*Task directions*: Print every line of the listing exactly, please.

Data entries
+ + + +

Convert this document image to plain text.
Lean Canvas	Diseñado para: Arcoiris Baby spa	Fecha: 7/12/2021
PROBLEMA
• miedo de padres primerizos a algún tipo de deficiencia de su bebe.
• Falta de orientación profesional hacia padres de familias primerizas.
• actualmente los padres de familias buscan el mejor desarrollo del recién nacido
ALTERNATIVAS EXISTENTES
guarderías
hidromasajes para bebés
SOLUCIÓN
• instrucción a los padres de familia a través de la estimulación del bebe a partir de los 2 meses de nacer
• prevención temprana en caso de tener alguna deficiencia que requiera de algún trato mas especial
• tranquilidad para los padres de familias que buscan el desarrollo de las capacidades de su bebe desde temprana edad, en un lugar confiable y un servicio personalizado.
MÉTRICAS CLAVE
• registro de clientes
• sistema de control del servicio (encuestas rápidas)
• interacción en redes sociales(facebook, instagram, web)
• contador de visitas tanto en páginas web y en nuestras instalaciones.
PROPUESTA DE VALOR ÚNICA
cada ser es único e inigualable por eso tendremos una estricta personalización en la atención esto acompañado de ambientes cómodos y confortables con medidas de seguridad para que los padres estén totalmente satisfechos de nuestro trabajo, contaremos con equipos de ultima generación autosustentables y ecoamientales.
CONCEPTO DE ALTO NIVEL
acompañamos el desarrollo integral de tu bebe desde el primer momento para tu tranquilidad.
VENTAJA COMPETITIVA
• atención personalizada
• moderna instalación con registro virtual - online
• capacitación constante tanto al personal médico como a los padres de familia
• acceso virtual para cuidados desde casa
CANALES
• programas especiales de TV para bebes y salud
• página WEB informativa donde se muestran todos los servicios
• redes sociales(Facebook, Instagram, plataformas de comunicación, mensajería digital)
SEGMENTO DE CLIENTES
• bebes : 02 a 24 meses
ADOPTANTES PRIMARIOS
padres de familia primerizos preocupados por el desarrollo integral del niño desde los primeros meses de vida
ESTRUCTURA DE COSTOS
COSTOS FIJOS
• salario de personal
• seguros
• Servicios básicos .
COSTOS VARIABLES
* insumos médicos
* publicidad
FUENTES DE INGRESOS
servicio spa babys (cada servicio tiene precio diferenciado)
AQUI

+ + + +

*Solution to this problem*:
Convert this document image to plain text.
Lean Canvas	Diseñado para: Arcoiris Baby spa	Fecha: 7/12/2021
PROBLEMA
• miedo de padres primerizos a algún tipo de deficiencia de su bebe.
• Falta de orientación profesional hacia padres de familias primerizas.
• actualmente los padres de familias buscan el mejor desarrollo del recién nacido
ALTERNATIVAS EXISTENTES
guarderías
hidromasajes para bebés
SOLUCIÓN
• instrucción a los padres de familia a través de la estimulación del bebe a partir de los 2 meses de nacer
• prevención temprana en caso de tener alguna deficiencia que requiera de algún trato mas especial
• tranquilidad para los padres de familias que buscan el desarrollo de las capacidades de su bebe desde temprana edad, en un lugar confiable y un servicio personalizado.
MÉTRICAS CLAVE
• registro de clientes
• sistema de control del servicio (encuestas rápidas)
• interacción en redes sociales(facebook, instagram, web)
• contador de visitas tanto en páginas web y en nuestras instalaciones.
PROPUESTA DE VALOR ÚNICA
cada ser es único e inigualable por eso tendremos una estricta personalización en la atención esto acompañado de ambientes cómodos y confortables con medidas de seguridad para que los padres estén totalmente satisfechos de nuestro trabajo, contaremos con equipos de ultima generación autosustentables y ecoamientales.
CONCEPTO DE ALTO NIVEL
acompañamos el desarrollo integral de tu bebe desde el primer momento para tu tranquilidad.
VENTAJA COMPETITIVA
• atención personalizada
• moderna instalación con registro virtual - online
• capacitación constante tanto al personal médico como a los padres de familia
• acceso virtual para cuidados desde casa
CANALES
• programas especiales de TV para bebes y salud
• página WEB informativa donde se muestran todos los servicios
• redes sociales(Facebook, Instagram, plataformas de comunicación, mensajería digital)
SEGMENTO DE CLIENTES
• bebes : 02 a 24 meses
ADOPTANTES PRIMARIOS
padres de familia primerizos preocupados por el desarrollo integral del niño desde los primeros meses de vida
ESTRUCTURA DE COSTOS
COSTOS FIJOS
• salario de personal
• seguros
• Servicios básicos .
COSTOS VARIABLES
* insumos médicos
* publicidad
FUENTES DE INGRESOS
servicio spa babys (cada servicio tiene precio diferenciado)
AQUI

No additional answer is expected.